» **OBJECTIVE**:
Give every line of the data again, unchanged, but with no pictures.

Saved entries:
## start

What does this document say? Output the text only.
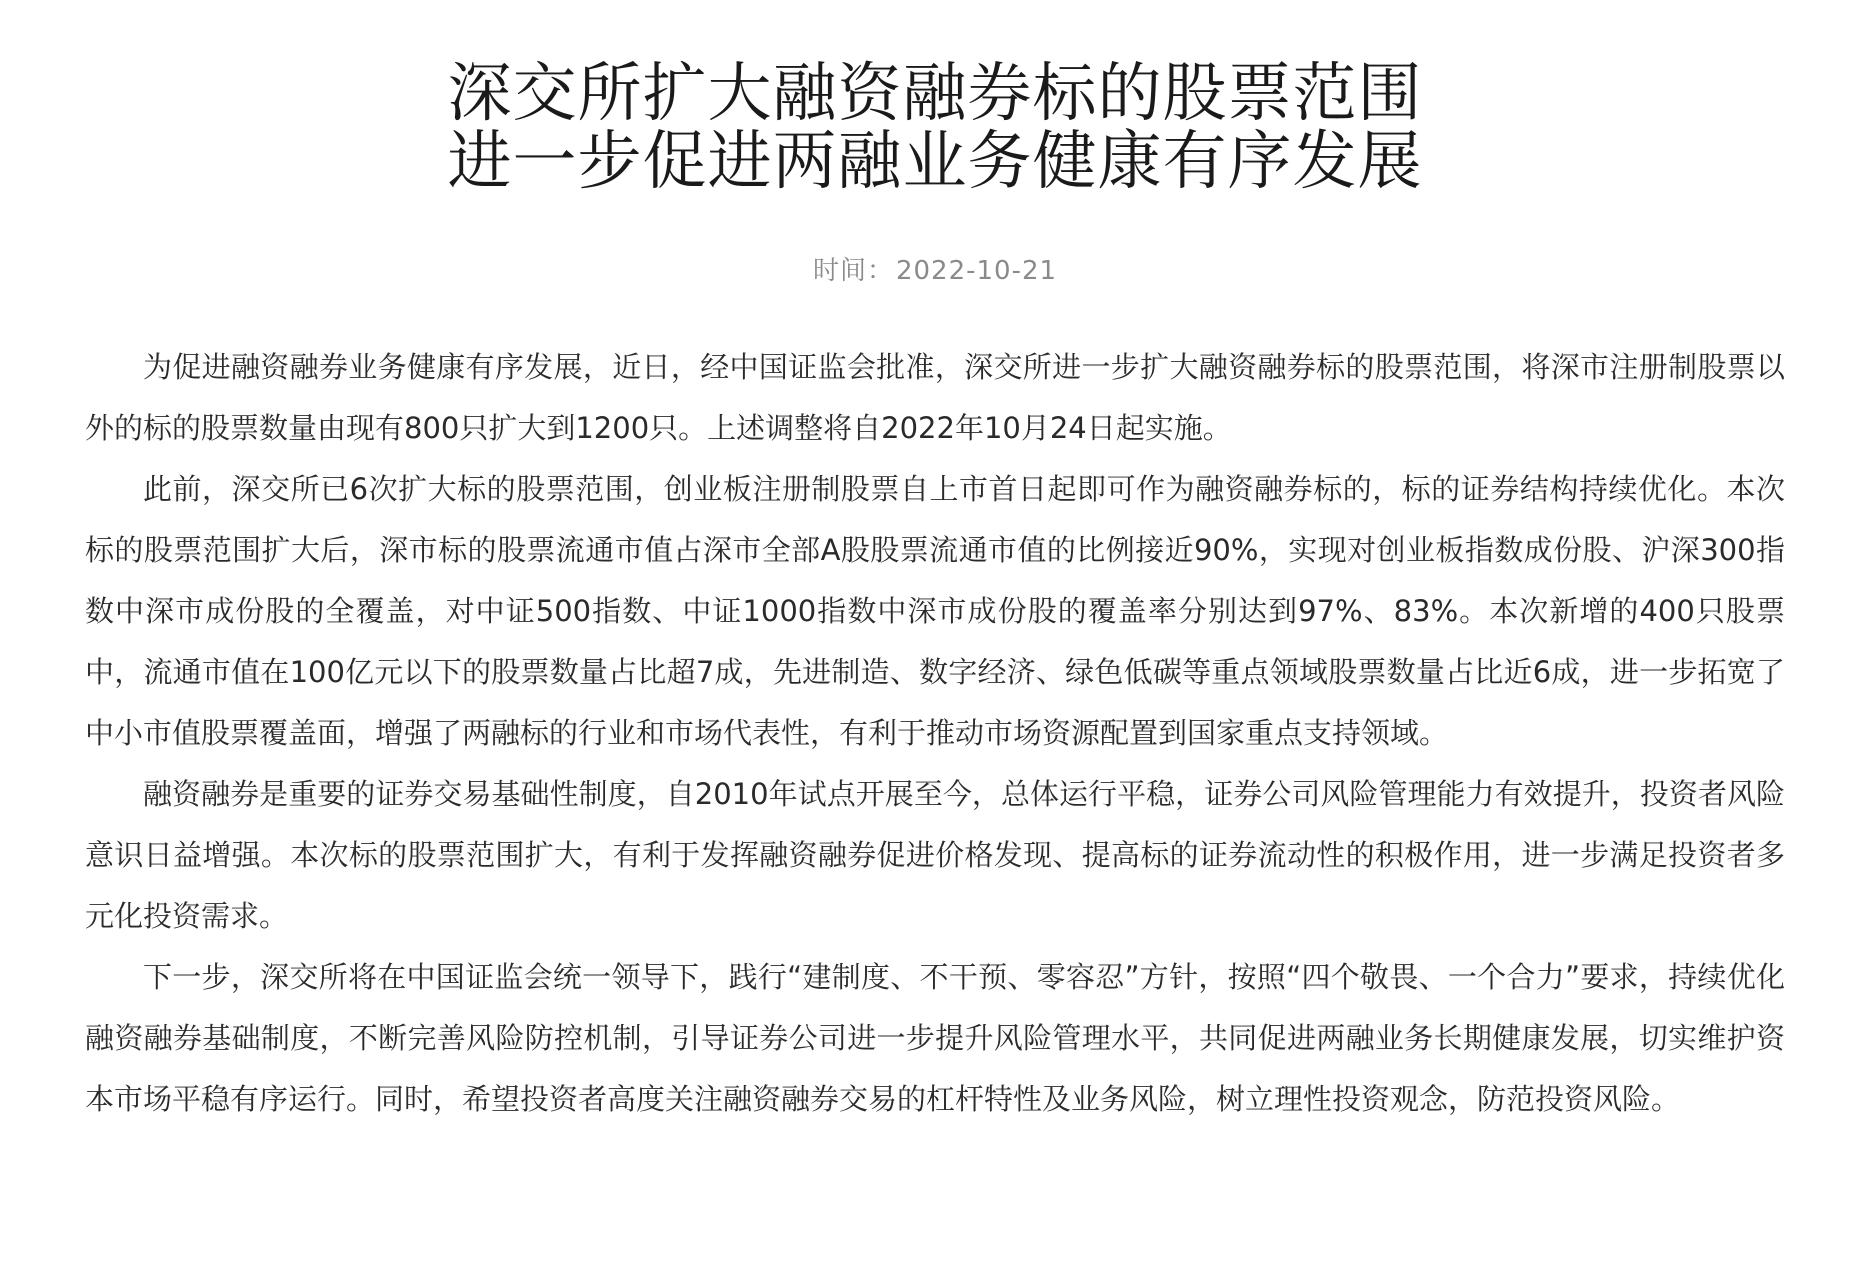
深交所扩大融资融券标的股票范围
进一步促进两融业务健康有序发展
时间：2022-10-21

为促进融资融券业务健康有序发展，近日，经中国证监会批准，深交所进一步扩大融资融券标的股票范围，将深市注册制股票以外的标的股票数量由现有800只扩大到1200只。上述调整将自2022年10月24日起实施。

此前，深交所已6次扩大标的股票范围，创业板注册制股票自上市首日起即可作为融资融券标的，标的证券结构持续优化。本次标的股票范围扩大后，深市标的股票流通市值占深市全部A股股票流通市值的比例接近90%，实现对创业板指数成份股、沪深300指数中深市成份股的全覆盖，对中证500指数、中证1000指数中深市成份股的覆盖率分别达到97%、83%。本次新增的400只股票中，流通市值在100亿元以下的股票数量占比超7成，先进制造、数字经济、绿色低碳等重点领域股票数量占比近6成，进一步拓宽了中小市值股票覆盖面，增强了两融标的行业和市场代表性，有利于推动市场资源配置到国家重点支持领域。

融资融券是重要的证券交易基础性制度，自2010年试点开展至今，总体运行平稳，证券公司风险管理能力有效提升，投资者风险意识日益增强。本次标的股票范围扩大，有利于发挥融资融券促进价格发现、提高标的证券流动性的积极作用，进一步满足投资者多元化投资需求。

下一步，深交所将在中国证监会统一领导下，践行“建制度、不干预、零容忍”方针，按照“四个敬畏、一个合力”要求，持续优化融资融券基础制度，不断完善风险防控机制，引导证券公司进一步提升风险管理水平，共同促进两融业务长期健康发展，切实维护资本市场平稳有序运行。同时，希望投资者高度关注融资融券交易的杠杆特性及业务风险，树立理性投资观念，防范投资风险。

## end

» **OUTPUT FOR THIS TASK**:
What does this document say? Output the text only.
深交所扩大融资融券标的股票范围
进一步促进两融业务健康有序发展
时间：2022-10-21

为促进融资融券业务健康有序发展，近日，经中国证监会批准，深交所进一步扩大融资融券标的股票范围，将深市注册制股票以外的标的股票数量由现有800只扩大到1200只。上述调整将自2022年10月24日起实施。

此前，深交所已6次扩大标的股票范围，创业板注册制股票自上市首日起即可作为融资融券标的，标的证券结构持续优化。本次标的股票范围扩大后，深市标的股票流通市值占深市全部A股股票流通市值的比例接近90%，实现对创业板指数成份股、沪深300指数中深市成份股的全覆盖，对中证500指数、中证1000指数中深市成份股的覆盖率分别达到97%、83%。本次新增的400只股票中，流通市值在100亿元以下的股票数量占比超7成，先进制造、数字经济、绿色低碳等重点领域股票数量占比近6成，进一步拓宽了中小市值股票覆盖面，增强了两融标的行业和市场代表性，有利于推动市场资源配置到国家重点支持领域。

融资融券是重要的证券交易基础性制度，自2010年试点开展至今，总体运行平稳，证券公司风险管理能力有效提升，投资者风险意识日益增强。本次标的股票范围扩大，有利于发挥融资融券促进价格发现、提高标的证券流动性的积极作用，进一步满足投资者多元化投资需求。

下一步，深交所将在中国证监会统一领导下，践行“建制度、不干预、零容忍”方针，按照“四个敬畏、一个合力”要求，持续优化融资融券基础制度，不断完善风险防控机制，引导证券公司进一步提升风险管理水平，共同促进两融业务长期健康发展，切实维护资本市场平稳有序运行。同时，希望投资者高度关注融资融券交易的杠杆特性及业务风险，树立理性投资观念，防范投资风险。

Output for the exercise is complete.